Available data:
%%

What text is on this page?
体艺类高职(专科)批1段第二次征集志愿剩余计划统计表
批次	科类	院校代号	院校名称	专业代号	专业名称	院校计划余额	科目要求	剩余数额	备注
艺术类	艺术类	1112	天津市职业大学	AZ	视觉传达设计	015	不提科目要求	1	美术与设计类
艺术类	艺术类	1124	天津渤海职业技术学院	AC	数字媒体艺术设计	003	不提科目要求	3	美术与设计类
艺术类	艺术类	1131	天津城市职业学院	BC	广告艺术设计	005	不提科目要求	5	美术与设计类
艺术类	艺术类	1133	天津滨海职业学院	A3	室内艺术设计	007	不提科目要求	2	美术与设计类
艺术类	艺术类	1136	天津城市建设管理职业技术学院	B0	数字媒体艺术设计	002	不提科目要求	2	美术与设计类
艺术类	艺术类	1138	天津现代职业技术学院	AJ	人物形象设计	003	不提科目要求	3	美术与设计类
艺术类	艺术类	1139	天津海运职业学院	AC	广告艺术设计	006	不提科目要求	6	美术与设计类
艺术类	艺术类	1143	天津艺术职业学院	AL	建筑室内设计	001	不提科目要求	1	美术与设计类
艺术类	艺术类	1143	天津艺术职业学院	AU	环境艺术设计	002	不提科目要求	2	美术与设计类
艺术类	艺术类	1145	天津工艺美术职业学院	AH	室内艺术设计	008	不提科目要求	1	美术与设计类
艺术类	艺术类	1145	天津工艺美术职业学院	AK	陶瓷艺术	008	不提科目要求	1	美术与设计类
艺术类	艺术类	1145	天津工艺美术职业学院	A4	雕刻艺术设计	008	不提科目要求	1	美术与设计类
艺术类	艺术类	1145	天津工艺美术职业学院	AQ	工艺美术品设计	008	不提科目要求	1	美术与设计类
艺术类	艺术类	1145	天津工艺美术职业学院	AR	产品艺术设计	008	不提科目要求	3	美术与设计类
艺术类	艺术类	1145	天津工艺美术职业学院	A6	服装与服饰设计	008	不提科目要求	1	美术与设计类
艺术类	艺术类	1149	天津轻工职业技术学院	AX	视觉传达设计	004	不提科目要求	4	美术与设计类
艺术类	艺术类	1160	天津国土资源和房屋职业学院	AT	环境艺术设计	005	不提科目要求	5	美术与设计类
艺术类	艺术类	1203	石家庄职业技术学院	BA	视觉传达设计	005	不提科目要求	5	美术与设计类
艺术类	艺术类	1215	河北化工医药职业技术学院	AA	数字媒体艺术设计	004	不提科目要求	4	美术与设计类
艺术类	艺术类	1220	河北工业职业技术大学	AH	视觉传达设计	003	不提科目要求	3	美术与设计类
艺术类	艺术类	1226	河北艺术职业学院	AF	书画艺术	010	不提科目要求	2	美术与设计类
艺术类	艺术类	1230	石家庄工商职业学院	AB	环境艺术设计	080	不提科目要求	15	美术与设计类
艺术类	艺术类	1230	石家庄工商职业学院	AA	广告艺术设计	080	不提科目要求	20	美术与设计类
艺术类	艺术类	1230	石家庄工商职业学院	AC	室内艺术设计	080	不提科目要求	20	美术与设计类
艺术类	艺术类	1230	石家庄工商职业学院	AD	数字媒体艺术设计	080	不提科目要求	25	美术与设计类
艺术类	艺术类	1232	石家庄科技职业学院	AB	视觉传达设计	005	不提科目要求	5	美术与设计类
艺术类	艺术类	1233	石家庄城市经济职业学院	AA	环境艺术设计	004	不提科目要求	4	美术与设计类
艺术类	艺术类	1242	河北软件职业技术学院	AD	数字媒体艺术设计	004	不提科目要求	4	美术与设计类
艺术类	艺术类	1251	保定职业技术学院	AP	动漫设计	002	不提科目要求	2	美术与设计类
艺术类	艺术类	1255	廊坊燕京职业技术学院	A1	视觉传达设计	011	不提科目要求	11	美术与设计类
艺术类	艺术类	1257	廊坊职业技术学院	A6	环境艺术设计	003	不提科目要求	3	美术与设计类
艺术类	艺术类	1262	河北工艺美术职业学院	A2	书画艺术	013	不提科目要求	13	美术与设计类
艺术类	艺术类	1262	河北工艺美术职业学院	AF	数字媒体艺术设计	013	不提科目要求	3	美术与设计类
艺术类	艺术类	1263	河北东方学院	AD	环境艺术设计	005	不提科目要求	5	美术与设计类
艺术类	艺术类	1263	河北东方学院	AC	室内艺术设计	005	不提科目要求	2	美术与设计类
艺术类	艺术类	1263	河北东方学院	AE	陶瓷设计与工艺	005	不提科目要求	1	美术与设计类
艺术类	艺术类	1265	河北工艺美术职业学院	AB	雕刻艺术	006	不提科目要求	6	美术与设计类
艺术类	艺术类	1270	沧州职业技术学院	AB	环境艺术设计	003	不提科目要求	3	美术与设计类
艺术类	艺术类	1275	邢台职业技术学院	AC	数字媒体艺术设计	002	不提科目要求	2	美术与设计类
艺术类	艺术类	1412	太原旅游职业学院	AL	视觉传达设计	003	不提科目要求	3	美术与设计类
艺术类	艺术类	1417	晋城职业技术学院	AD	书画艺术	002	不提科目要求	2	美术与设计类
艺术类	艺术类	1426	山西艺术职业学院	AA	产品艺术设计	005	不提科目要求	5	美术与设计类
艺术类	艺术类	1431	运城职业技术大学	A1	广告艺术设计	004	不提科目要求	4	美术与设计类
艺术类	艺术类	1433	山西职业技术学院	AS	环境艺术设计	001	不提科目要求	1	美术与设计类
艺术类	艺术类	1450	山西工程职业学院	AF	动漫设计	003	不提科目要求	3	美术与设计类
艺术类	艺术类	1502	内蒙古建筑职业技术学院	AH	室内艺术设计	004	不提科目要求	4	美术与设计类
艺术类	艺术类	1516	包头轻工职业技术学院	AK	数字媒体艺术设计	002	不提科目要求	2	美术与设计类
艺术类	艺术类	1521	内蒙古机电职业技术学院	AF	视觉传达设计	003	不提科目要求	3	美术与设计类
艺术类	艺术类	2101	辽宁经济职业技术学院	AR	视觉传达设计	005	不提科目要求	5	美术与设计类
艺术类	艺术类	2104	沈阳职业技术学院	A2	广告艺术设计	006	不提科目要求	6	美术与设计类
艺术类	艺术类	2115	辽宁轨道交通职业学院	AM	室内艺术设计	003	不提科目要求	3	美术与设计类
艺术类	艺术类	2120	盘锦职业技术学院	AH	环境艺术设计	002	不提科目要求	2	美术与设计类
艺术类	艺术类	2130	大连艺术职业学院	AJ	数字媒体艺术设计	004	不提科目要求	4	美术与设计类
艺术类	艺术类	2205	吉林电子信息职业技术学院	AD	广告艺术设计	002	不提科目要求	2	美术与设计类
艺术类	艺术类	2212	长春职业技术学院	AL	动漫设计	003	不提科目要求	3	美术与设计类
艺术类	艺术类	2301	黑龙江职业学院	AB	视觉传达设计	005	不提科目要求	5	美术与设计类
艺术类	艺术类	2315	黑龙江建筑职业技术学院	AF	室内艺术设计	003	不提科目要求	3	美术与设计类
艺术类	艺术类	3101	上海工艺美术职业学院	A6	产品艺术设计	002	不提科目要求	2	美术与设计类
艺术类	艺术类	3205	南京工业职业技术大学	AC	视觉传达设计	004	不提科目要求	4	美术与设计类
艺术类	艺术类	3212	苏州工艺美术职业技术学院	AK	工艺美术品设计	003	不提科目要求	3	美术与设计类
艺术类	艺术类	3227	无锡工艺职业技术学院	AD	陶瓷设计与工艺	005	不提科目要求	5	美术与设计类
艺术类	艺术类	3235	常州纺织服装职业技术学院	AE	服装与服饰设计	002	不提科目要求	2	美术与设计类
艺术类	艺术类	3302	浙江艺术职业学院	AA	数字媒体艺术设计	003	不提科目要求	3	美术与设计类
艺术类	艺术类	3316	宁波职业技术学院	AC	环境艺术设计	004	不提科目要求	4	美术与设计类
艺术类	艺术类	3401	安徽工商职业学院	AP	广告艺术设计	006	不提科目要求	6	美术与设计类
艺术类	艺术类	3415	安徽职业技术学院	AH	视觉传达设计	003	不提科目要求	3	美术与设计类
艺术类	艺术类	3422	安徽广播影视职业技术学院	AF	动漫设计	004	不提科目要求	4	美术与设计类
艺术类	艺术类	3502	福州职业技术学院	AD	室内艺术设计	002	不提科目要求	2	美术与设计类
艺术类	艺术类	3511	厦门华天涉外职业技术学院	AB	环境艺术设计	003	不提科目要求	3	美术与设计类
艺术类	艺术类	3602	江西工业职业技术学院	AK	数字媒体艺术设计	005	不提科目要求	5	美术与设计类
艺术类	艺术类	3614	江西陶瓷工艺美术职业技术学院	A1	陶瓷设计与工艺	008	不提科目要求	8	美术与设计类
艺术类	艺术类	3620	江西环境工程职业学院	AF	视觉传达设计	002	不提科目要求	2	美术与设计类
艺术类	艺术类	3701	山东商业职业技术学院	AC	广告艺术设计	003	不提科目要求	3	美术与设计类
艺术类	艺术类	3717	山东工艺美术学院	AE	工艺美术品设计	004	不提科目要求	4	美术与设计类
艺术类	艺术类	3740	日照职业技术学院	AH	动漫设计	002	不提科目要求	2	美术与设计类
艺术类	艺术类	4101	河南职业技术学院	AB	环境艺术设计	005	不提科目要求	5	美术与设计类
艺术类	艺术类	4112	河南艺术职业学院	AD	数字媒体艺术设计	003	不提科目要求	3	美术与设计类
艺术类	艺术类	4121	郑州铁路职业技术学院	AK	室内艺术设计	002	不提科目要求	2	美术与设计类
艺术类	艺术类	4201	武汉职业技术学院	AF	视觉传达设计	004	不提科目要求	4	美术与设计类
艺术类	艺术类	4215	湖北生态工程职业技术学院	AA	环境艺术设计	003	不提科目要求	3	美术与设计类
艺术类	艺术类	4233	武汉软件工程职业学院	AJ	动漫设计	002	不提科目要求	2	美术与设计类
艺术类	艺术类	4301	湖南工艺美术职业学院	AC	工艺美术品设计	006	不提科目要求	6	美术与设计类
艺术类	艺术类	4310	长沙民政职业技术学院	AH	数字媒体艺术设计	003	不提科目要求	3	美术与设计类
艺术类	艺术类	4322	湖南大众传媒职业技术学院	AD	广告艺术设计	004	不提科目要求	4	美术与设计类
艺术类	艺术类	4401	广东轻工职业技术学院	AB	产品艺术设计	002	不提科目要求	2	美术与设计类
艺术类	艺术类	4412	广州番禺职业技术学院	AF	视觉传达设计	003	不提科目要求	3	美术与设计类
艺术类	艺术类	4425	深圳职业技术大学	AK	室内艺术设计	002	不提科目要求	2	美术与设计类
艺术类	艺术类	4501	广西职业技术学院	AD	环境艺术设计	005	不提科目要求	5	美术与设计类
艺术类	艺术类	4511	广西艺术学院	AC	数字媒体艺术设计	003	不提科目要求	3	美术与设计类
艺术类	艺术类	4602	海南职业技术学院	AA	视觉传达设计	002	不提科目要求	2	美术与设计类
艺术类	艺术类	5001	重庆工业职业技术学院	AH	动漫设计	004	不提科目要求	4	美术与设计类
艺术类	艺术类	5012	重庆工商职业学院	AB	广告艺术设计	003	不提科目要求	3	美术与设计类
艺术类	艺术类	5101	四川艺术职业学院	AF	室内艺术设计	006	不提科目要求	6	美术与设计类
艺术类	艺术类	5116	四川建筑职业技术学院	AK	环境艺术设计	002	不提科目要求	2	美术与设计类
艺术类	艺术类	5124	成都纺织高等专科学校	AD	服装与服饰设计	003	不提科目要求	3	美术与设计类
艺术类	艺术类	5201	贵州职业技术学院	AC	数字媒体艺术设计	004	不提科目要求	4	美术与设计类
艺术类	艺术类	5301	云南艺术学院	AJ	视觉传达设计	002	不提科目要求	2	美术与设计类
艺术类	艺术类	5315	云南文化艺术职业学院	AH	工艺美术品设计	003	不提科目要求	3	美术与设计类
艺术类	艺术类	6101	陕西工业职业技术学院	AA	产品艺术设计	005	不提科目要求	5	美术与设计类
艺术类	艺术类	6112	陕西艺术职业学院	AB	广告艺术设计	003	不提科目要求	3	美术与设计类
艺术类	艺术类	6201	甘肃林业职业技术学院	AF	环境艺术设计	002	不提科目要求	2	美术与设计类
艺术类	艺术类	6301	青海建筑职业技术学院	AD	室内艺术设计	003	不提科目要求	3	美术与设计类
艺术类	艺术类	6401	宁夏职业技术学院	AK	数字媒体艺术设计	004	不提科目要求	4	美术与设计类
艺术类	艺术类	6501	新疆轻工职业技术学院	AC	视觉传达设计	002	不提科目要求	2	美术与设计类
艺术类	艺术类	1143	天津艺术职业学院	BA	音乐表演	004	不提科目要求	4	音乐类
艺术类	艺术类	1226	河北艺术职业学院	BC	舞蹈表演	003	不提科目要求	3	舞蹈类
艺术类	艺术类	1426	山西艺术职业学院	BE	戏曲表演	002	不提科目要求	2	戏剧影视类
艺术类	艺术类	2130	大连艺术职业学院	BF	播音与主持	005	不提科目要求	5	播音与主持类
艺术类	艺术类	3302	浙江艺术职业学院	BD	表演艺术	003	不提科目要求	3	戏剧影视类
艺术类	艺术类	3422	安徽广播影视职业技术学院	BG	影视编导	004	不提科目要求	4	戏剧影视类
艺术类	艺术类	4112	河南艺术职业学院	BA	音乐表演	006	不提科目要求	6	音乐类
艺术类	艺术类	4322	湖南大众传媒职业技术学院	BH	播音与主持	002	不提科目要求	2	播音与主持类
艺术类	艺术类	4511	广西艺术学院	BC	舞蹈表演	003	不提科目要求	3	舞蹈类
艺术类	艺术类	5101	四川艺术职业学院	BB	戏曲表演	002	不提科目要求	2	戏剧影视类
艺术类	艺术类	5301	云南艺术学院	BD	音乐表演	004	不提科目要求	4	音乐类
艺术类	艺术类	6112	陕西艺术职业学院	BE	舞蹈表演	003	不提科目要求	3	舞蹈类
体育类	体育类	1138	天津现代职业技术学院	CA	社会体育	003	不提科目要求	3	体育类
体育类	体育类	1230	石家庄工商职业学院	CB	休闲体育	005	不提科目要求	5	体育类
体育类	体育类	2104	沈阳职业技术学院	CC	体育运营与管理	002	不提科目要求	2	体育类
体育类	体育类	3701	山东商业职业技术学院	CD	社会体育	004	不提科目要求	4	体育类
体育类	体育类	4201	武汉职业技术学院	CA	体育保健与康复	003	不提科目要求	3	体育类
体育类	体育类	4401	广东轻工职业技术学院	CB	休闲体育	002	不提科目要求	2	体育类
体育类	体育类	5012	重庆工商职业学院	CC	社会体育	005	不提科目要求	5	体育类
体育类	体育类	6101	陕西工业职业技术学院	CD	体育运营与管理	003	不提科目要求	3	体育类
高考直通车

%%

Exercise objective: Isolate the lines above that contain the word "休闲体育" and copy them.

Task result:
体育类	体育类	1230	石家庄工商职业学院	CB	休闲体育	005	不提科目要求	5	体育类
体育类	体育类	4401	广东轻工职业技术学院	CB	休闲体育	002	不提科目要求	2	体育类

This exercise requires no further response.